(Extracts from a graphics dataset)
■ ■ ■

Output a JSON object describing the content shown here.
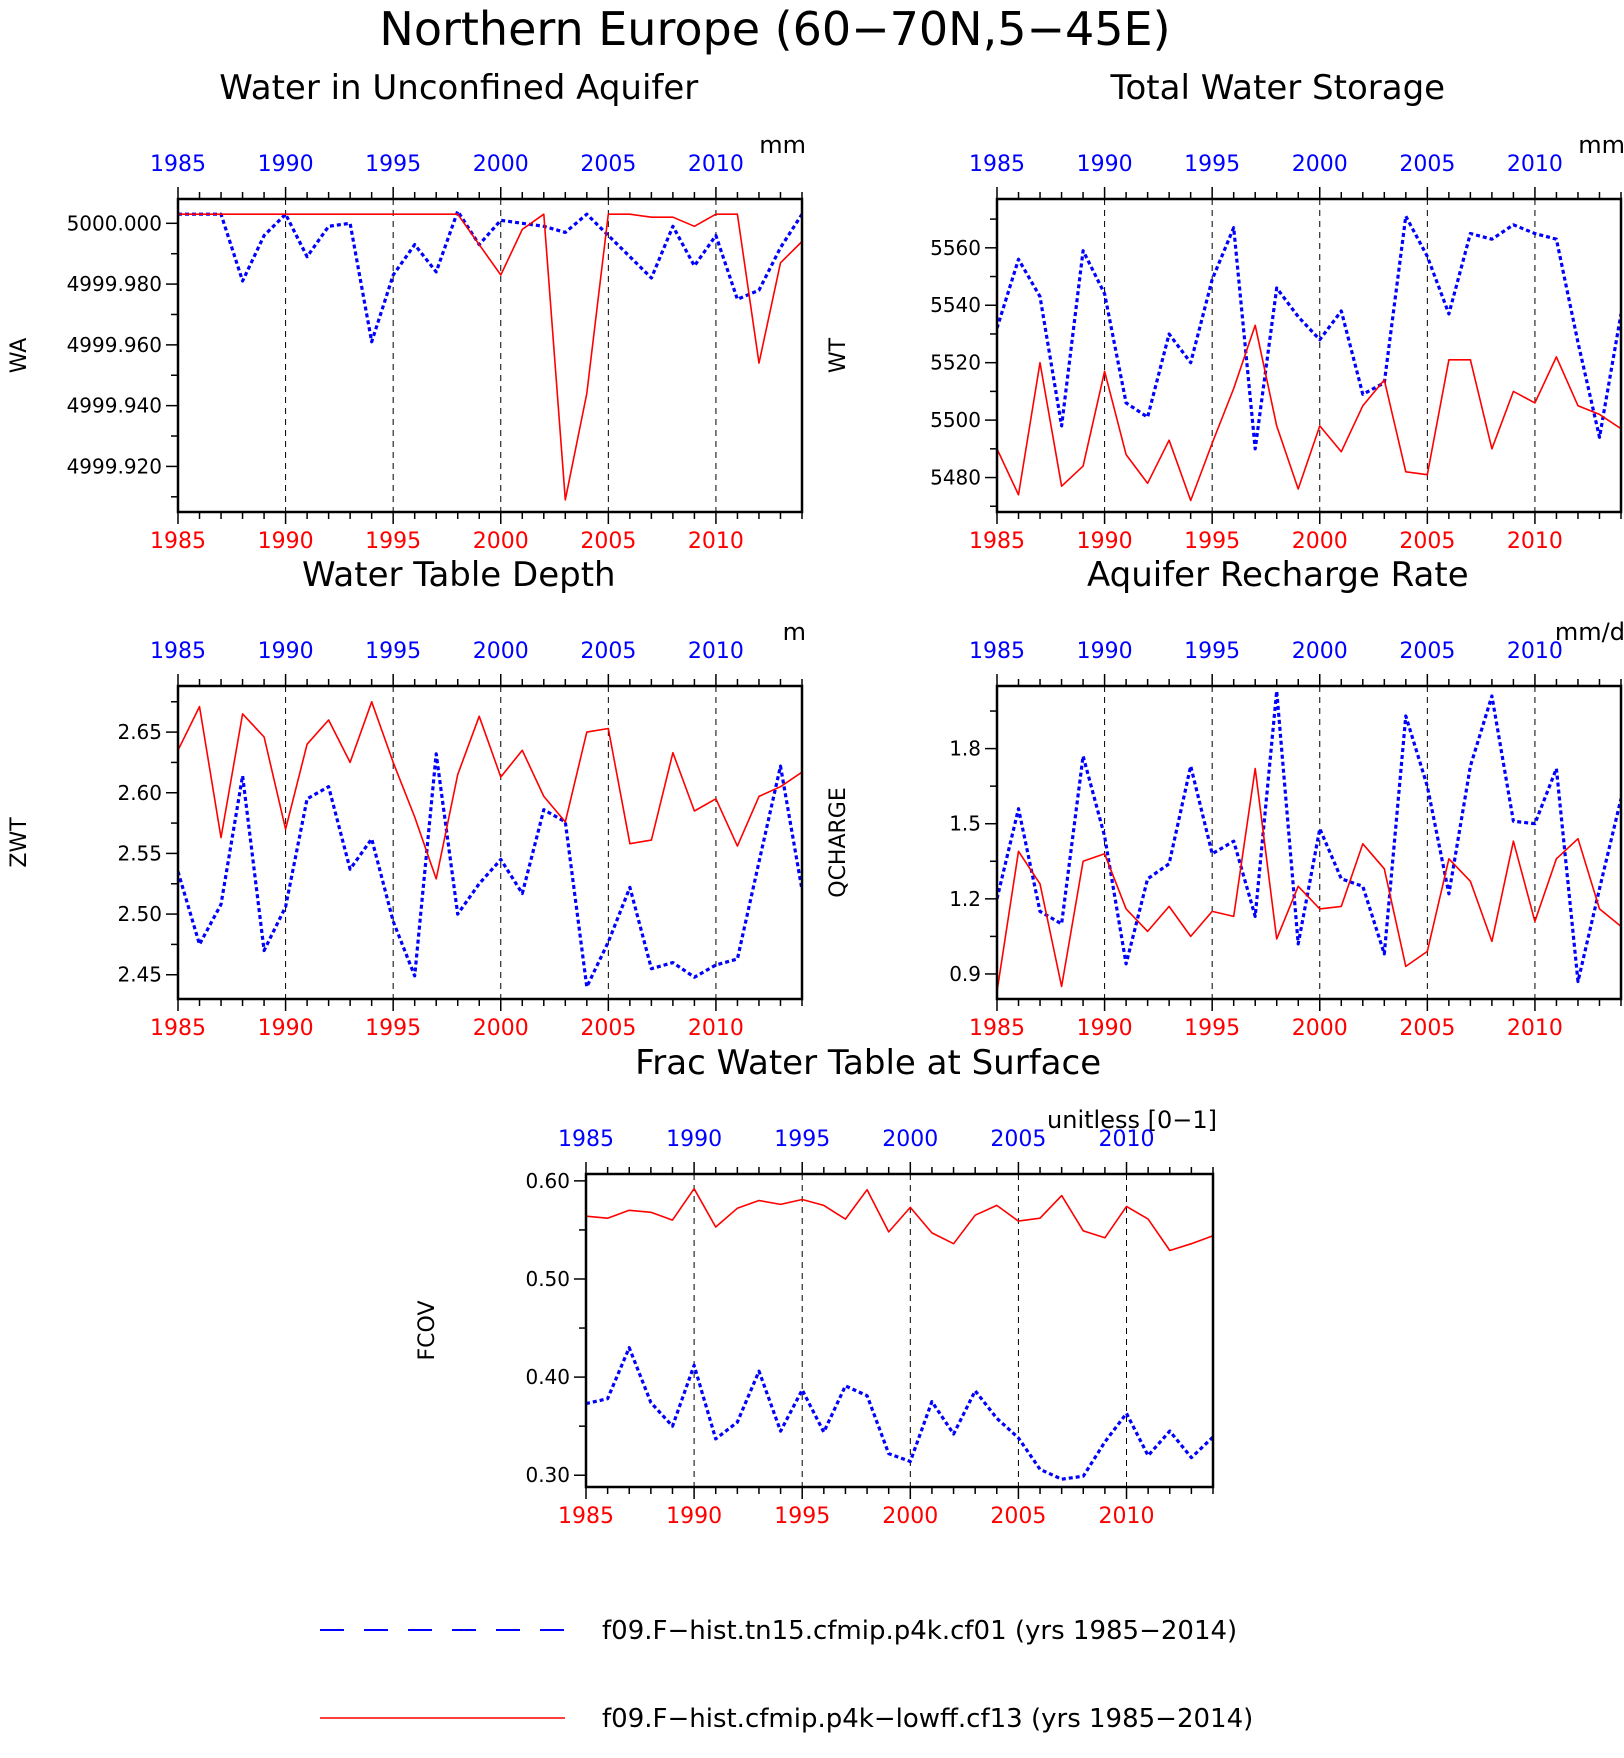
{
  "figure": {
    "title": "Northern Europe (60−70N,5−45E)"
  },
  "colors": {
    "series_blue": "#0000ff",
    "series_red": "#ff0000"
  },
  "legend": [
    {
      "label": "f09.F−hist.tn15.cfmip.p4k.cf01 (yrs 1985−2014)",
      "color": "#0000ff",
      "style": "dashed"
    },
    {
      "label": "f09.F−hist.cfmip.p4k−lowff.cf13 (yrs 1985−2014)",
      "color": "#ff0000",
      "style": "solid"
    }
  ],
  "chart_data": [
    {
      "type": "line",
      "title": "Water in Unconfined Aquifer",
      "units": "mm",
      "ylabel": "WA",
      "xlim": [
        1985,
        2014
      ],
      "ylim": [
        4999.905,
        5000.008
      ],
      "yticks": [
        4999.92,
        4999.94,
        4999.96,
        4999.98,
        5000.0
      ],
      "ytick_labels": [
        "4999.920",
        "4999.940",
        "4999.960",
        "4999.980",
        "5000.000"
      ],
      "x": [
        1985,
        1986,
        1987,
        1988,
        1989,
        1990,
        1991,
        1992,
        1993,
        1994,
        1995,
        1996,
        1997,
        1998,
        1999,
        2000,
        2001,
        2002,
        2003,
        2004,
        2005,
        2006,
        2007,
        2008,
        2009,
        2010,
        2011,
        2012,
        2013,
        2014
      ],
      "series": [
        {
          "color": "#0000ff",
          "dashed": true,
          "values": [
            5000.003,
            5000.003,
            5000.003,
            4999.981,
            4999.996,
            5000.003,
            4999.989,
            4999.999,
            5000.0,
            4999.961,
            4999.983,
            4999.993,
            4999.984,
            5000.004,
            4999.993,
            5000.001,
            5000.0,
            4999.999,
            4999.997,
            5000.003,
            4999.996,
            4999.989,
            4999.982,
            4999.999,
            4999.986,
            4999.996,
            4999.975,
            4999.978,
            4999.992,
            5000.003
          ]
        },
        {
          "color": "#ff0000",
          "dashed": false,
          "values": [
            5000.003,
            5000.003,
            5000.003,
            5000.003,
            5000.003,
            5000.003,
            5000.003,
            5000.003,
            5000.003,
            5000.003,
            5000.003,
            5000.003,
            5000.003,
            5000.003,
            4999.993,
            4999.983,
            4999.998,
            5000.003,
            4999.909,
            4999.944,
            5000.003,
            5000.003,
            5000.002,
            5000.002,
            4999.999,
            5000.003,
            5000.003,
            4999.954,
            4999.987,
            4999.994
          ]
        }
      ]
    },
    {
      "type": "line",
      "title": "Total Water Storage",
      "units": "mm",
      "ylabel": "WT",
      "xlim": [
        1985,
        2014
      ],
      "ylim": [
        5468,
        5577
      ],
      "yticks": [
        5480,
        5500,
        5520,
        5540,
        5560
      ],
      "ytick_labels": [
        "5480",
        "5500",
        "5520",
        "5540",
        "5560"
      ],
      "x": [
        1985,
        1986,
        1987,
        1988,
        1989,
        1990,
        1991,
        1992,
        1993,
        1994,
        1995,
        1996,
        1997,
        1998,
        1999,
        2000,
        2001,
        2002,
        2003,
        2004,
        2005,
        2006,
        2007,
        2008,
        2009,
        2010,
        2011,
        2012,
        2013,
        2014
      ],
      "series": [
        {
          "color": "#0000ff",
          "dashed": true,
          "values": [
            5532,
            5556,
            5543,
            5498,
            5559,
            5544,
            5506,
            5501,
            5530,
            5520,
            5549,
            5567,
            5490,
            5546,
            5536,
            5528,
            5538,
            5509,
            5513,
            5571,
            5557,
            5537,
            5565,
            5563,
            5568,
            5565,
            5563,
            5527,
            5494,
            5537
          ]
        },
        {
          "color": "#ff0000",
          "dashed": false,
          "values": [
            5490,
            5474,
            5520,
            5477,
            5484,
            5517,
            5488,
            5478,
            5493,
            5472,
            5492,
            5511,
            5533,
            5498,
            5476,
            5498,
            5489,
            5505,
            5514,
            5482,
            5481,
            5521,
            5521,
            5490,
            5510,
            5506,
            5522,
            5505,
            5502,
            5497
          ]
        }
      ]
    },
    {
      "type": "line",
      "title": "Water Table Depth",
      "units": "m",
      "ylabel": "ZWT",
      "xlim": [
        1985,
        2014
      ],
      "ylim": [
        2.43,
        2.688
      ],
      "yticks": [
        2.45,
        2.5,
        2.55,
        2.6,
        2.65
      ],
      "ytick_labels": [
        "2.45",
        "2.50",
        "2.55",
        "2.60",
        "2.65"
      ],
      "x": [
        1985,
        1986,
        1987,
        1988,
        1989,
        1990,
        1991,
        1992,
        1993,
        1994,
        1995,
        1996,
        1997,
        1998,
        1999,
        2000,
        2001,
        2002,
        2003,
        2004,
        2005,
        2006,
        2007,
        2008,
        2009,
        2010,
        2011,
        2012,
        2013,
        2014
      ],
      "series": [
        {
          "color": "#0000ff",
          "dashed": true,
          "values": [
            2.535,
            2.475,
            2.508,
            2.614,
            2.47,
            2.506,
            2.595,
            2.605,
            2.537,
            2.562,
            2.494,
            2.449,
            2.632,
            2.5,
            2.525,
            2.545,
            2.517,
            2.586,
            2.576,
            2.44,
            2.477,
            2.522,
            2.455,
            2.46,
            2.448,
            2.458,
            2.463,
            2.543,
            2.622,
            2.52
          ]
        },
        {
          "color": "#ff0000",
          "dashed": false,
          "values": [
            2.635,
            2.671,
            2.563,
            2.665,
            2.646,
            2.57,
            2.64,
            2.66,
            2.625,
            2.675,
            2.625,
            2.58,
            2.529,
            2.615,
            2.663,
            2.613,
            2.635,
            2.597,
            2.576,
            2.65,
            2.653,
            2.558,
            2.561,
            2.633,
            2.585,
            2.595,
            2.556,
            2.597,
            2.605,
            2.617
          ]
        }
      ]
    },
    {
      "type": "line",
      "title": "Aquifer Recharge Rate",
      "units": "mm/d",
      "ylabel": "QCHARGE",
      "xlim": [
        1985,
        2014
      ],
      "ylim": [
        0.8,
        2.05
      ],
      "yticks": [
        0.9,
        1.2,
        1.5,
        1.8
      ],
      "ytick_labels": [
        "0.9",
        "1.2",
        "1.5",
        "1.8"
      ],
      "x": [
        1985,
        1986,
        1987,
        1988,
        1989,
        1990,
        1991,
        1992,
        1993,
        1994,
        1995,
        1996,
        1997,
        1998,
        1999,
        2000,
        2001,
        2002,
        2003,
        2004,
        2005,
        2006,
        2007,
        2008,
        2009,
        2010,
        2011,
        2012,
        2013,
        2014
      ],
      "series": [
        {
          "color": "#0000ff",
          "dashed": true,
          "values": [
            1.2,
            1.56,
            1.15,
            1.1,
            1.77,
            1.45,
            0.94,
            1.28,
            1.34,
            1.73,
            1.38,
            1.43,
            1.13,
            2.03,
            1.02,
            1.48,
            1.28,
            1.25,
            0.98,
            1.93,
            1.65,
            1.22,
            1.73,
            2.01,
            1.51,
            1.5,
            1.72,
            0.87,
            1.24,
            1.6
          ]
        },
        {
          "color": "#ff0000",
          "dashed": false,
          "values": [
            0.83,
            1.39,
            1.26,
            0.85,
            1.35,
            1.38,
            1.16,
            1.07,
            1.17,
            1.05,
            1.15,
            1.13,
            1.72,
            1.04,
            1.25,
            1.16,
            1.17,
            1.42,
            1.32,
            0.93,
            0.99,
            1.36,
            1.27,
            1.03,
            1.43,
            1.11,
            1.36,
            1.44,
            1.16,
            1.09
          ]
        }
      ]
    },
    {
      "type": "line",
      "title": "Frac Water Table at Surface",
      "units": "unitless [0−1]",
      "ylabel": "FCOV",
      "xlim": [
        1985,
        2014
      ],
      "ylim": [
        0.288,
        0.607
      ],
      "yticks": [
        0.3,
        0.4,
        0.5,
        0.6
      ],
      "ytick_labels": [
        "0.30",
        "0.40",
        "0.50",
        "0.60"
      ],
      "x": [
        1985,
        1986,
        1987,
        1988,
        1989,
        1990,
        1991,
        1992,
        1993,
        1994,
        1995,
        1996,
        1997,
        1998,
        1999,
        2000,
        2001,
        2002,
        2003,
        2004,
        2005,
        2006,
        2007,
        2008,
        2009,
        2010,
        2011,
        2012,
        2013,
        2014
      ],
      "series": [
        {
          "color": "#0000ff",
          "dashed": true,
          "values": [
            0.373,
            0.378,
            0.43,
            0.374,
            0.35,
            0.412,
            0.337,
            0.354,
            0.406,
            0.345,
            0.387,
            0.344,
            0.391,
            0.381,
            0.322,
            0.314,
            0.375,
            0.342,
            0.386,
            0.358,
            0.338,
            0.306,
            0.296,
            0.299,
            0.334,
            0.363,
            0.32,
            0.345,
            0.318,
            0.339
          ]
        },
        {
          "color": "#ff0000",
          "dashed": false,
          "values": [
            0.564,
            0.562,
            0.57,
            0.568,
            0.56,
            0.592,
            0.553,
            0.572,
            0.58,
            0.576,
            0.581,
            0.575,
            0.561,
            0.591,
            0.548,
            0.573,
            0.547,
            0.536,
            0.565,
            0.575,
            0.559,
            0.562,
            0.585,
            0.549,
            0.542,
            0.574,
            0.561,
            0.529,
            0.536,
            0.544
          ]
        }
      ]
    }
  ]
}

■ ■ ■

Exercise instructions - Go through the entries above and pull out each line with "title" in it.

Complete answer -
    "title": "Northern Europe (60−70N,5−45E)"
      "title": "Water in Unconfined Aquifer",
      "title": "Total Water Storage",
      "title": "Water Table Depth",
      "title": "Aquifer Recharge Rate",
      "title": "Frac Water Table at Surface",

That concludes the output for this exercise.